- PROVIDED DATA -
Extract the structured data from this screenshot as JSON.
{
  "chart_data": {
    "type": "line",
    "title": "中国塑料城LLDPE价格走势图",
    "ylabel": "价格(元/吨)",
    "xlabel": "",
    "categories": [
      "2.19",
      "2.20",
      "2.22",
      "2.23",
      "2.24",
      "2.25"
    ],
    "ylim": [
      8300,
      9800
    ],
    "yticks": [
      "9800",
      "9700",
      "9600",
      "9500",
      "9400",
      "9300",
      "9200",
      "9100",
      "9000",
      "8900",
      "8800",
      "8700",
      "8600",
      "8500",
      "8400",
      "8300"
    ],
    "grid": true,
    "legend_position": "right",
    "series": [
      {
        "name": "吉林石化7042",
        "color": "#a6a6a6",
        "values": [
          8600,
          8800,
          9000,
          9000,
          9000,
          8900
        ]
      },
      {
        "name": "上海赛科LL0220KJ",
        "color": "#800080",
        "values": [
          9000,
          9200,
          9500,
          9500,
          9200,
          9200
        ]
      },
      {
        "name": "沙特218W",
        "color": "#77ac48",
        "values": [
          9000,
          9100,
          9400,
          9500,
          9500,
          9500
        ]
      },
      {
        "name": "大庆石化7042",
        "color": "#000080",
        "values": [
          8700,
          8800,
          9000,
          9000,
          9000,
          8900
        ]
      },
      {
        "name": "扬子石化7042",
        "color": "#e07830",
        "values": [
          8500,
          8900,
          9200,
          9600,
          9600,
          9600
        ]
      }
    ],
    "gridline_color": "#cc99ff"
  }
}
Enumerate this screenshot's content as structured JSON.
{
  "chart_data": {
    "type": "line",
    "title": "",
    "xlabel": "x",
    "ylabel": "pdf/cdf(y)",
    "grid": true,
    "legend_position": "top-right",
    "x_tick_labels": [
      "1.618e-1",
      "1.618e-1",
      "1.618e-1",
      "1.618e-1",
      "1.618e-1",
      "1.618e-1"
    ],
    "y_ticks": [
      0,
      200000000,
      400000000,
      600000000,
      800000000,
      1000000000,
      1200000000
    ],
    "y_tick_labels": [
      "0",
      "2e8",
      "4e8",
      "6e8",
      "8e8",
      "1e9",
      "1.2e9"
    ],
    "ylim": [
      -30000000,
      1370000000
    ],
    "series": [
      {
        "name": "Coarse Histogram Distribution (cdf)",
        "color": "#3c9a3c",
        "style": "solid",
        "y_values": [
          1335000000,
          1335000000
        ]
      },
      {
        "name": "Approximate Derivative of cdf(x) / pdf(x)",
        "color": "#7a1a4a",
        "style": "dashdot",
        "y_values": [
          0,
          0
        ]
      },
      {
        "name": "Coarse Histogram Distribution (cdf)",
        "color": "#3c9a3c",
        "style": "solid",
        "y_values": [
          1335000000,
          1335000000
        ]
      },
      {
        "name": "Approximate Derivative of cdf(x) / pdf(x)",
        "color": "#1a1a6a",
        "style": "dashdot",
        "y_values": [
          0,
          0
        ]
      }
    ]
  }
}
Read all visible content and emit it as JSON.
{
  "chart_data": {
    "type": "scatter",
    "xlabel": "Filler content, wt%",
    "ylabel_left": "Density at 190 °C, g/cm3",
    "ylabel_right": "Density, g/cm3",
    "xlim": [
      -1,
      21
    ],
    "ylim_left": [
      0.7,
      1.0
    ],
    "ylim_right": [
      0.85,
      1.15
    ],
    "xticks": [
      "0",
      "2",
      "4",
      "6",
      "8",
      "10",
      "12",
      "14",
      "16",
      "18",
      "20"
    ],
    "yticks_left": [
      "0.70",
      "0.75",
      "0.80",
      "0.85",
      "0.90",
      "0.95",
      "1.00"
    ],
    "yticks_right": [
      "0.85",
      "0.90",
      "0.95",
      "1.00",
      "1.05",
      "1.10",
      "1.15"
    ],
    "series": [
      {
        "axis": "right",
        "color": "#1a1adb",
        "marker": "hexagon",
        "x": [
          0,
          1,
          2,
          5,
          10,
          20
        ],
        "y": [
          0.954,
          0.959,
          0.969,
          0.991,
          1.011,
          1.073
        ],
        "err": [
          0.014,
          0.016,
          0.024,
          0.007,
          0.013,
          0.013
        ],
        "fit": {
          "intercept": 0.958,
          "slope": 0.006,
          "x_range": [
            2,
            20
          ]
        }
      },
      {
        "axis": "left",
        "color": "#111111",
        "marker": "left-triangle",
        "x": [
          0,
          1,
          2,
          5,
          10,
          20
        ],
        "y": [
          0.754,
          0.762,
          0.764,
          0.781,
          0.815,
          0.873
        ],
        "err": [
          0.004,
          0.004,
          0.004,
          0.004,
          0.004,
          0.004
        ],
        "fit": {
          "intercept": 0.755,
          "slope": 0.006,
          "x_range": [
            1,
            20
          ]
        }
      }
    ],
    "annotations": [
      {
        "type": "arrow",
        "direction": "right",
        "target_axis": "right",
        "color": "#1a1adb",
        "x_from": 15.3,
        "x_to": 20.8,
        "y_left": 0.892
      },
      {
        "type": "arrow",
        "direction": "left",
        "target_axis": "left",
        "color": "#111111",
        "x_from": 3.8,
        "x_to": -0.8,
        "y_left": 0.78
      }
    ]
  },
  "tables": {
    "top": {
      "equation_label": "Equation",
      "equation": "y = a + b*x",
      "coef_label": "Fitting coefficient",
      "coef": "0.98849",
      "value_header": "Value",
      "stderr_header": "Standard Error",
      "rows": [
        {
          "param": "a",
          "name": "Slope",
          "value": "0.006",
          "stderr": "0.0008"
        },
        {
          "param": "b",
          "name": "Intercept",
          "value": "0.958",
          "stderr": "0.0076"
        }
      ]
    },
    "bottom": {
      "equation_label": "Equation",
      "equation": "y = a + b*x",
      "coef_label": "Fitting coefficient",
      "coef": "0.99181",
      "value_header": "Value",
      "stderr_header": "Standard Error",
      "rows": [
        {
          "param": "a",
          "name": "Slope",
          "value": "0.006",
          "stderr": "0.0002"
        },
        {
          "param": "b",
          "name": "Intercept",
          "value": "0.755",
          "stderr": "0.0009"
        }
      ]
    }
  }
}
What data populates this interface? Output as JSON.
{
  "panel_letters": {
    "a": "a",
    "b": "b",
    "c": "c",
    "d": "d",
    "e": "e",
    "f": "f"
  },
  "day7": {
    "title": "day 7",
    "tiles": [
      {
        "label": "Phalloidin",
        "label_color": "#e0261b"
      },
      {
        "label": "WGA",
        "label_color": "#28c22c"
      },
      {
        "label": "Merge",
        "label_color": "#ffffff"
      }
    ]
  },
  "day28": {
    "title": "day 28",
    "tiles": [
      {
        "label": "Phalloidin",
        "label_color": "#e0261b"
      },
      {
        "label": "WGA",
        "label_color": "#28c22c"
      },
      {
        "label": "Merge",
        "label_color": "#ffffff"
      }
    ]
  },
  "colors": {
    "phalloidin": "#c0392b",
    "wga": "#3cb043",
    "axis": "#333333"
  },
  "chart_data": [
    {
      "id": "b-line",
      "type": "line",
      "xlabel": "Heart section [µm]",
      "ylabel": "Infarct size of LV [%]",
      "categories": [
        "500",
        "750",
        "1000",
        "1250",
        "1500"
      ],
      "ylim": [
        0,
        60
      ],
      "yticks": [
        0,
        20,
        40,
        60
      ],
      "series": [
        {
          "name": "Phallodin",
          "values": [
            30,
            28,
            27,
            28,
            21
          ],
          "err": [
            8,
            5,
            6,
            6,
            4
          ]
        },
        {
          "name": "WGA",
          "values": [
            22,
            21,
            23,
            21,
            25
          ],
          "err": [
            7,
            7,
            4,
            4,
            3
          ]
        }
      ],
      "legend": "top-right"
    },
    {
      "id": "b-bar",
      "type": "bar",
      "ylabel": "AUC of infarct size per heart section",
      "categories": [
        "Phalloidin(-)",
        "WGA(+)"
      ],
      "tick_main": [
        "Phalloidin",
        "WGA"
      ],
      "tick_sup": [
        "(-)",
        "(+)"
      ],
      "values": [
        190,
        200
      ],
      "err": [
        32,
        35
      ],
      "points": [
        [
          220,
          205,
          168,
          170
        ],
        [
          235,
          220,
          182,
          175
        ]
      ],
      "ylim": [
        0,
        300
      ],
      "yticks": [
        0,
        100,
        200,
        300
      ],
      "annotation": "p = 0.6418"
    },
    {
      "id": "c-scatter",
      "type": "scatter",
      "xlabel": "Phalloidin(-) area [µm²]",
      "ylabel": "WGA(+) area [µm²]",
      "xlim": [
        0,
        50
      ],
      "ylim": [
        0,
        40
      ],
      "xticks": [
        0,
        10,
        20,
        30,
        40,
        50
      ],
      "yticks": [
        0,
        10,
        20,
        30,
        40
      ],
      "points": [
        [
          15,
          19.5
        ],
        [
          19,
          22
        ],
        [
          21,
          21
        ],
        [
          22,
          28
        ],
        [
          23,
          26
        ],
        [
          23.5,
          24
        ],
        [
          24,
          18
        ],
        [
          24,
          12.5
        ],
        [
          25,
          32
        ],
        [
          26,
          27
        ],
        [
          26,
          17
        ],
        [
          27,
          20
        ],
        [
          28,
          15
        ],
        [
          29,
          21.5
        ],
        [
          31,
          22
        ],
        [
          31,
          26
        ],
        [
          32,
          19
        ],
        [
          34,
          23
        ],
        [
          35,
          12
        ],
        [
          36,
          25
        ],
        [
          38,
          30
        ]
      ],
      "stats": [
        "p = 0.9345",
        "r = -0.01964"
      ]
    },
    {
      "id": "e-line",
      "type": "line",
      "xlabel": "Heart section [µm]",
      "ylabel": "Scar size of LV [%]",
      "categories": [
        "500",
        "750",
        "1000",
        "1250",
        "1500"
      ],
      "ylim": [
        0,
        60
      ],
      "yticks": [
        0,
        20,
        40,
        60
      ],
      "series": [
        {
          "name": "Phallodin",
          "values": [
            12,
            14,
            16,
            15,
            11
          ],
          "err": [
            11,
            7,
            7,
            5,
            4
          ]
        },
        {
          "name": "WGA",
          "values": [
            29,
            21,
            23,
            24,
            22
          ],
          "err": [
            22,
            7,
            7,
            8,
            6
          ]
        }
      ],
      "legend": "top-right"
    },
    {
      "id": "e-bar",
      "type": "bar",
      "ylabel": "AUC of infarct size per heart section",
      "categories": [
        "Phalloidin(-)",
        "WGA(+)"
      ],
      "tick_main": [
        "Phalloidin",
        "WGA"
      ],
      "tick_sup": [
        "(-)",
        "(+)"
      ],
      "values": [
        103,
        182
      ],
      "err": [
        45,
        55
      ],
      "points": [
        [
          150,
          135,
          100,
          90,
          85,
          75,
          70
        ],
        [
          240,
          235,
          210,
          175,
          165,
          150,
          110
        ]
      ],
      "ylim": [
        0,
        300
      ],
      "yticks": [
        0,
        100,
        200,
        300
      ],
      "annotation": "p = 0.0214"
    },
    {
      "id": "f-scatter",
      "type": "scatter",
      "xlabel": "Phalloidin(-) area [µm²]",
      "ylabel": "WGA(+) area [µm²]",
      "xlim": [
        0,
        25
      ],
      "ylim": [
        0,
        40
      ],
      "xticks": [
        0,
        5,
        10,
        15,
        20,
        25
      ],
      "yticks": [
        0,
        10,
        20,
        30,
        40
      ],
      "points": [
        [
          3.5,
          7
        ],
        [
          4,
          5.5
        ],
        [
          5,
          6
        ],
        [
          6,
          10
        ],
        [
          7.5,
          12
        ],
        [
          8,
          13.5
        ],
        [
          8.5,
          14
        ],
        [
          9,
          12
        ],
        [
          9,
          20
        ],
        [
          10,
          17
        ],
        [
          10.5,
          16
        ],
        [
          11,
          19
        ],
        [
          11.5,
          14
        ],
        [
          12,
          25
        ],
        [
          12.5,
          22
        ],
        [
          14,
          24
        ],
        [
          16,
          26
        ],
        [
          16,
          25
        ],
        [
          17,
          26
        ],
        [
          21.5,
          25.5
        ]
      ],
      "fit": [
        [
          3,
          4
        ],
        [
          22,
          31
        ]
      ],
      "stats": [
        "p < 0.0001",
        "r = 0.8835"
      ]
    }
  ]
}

- CHALLENGE -
Pull out every line of the records that includes the string "content".

- RESULT OF THE EXERCISE -
Enumerate this screenshot's content as structured JSON.
Read all visible content and emit it as JSON.
    "xlabel": "Filler content, wt%",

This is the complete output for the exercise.